>> START Excerpted data

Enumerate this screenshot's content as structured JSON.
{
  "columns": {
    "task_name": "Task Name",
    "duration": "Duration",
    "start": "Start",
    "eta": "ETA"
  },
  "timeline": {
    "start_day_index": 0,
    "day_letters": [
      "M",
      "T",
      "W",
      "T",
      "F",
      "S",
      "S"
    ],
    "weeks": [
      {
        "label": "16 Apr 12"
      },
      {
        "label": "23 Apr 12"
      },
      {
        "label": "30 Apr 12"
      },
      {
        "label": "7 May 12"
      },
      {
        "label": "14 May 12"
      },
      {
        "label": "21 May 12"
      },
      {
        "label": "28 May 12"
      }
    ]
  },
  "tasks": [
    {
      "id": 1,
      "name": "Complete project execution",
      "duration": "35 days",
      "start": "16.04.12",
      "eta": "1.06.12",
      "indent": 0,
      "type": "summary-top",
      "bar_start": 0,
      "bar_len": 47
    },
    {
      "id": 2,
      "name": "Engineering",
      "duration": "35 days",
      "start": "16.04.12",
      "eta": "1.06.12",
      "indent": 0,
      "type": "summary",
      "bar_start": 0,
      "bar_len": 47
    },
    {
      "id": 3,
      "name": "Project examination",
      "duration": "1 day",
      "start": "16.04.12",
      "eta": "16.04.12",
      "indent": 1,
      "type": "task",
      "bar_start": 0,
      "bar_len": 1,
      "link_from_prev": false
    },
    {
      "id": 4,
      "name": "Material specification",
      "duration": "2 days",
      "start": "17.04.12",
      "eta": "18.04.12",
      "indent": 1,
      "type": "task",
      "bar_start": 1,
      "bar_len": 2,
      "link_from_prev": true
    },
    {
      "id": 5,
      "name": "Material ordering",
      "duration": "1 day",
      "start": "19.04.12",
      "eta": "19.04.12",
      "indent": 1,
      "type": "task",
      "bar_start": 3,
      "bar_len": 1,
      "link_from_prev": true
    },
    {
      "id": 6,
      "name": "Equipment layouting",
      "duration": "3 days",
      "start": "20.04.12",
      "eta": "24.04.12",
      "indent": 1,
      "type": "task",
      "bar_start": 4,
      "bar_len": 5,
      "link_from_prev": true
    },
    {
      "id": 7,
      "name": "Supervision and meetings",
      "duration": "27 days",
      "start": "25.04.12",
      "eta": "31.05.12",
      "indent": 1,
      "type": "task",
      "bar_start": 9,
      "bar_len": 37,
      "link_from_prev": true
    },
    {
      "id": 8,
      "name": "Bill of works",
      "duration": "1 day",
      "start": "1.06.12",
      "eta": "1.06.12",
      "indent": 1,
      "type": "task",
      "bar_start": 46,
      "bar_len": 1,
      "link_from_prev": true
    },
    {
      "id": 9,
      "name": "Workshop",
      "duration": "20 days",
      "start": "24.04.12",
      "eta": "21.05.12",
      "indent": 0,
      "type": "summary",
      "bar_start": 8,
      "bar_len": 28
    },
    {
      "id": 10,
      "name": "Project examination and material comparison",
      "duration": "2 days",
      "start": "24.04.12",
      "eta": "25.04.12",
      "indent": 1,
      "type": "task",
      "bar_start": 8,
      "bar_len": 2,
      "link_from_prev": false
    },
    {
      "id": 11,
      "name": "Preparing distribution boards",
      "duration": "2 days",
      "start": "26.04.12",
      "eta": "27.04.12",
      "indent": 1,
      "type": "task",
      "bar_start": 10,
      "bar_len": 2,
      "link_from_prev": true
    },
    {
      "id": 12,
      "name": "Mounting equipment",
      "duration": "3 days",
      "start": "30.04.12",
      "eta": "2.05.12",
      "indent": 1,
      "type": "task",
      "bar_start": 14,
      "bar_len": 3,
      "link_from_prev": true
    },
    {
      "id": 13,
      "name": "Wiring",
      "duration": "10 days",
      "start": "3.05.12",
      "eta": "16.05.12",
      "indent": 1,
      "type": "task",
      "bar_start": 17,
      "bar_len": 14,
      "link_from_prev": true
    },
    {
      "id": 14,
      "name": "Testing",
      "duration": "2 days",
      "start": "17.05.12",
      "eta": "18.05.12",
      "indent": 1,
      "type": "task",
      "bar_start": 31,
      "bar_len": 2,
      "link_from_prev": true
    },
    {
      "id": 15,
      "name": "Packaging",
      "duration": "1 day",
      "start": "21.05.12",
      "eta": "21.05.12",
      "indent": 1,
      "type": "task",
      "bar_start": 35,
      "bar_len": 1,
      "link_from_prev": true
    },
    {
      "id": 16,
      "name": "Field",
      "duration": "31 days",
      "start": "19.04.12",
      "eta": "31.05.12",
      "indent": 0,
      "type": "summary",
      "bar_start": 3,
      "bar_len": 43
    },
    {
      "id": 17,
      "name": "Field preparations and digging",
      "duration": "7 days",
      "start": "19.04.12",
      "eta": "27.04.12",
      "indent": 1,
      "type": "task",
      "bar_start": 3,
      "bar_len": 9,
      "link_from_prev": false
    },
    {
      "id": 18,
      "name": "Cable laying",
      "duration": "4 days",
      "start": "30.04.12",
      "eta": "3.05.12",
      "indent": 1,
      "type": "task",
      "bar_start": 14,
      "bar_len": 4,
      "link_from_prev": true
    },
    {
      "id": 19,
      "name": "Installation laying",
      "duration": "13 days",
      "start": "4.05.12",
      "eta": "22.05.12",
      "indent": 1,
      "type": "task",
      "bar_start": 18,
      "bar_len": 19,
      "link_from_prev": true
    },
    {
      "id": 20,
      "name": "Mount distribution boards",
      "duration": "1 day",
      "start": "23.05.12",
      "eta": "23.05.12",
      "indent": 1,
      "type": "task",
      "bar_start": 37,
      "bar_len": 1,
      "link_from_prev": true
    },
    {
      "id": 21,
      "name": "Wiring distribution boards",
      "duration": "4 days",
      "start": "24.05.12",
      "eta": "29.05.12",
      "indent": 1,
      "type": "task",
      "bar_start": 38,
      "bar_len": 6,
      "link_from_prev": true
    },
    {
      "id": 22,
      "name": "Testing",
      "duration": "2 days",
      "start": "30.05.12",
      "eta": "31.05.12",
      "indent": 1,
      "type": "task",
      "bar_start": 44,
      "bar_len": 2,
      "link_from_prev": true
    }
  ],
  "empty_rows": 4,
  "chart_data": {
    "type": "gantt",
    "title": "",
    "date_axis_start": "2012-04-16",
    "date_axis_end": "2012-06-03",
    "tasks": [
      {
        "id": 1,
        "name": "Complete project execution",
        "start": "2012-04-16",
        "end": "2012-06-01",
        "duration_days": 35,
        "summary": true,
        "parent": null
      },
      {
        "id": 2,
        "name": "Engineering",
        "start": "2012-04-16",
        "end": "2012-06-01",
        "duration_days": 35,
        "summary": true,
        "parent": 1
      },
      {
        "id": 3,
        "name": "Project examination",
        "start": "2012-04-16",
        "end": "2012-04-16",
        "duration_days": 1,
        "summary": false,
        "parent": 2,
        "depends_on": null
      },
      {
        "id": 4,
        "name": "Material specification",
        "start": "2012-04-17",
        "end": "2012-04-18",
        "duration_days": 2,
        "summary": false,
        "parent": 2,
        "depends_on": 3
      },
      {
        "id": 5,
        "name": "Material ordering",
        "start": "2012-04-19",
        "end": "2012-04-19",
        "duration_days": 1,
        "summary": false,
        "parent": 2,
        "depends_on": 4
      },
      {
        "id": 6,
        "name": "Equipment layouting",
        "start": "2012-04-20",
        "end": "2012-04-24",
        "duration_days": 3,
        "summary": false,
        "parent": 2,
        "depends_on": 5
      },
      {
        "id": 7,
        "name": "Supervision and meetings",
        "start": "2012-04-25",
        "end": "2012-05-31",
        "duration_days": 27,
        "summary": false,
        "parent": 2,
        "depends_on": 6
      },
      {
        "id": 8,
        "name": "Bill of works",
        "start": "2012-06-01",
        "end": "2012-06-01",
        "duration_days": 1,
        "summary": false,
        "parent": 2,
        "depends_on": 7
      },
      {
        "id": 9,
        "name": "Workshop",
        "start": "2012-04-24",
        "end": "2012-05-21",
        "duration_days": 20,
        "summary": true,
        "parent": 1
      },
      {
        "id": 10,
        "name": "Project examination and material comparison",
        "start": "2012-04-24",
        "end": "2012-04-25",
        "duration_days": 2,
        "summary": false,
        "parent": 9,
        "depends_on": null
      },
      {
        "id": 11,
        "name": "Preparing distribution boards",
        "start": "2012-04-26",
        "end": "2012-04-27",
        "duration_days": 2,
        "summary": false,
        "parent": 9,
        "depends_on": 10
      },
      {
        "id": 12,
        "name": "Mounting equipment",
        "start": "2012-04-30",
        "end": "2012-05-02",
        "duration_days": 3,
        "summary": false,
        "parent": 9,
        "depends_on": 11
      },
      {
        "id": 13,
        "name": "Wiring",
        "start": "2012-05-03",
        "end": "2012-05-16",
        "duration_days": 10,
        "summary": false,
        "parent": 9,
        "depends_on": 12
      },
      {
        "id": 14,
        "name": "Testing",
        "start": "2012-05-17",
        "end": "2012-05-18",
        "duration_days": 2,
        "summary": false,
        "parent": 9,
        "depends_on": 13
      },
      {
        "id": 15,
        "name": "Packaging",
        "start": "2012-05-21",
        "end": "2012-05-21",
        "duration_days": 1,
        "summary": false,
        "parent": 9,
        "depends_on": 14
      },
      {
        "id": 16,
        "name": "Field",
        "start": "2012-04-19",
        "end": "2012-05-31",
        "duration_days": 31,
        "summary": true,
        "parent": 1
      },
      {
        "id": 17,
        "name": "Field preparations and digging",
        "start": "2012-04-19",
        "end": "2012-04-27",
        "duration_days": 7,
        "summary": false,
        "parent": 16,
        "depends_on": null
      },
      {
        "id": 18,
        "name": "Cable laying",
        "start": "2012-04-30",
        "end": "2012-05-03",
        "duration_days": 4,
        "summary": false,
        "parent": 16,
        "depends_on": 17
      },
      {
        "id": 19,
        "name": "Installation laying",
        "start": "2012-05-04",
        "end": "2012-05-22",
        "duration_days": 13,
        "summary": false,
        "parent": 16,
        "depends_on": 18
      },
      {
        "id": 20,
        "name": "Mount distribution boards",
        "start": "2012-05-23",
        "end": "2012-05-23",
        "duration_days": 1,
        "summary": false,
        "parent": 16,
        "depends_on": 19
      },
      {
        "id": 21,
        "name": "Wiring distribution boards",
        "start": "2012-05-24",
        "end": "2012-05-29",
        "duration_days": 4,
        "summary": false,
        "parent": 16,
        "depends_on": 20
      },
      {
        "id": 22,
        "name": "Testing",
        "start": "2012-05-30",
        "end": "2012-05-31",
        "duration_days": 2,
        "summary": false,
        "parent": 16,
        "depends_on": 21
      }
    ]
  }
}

>> END Excerpted data

The exercise ->
Track down every line of the material containing the string "layouting", and copy it.

Problem solution ->
      "name": "Equipment layouting",
        "name": "Equipment layouting",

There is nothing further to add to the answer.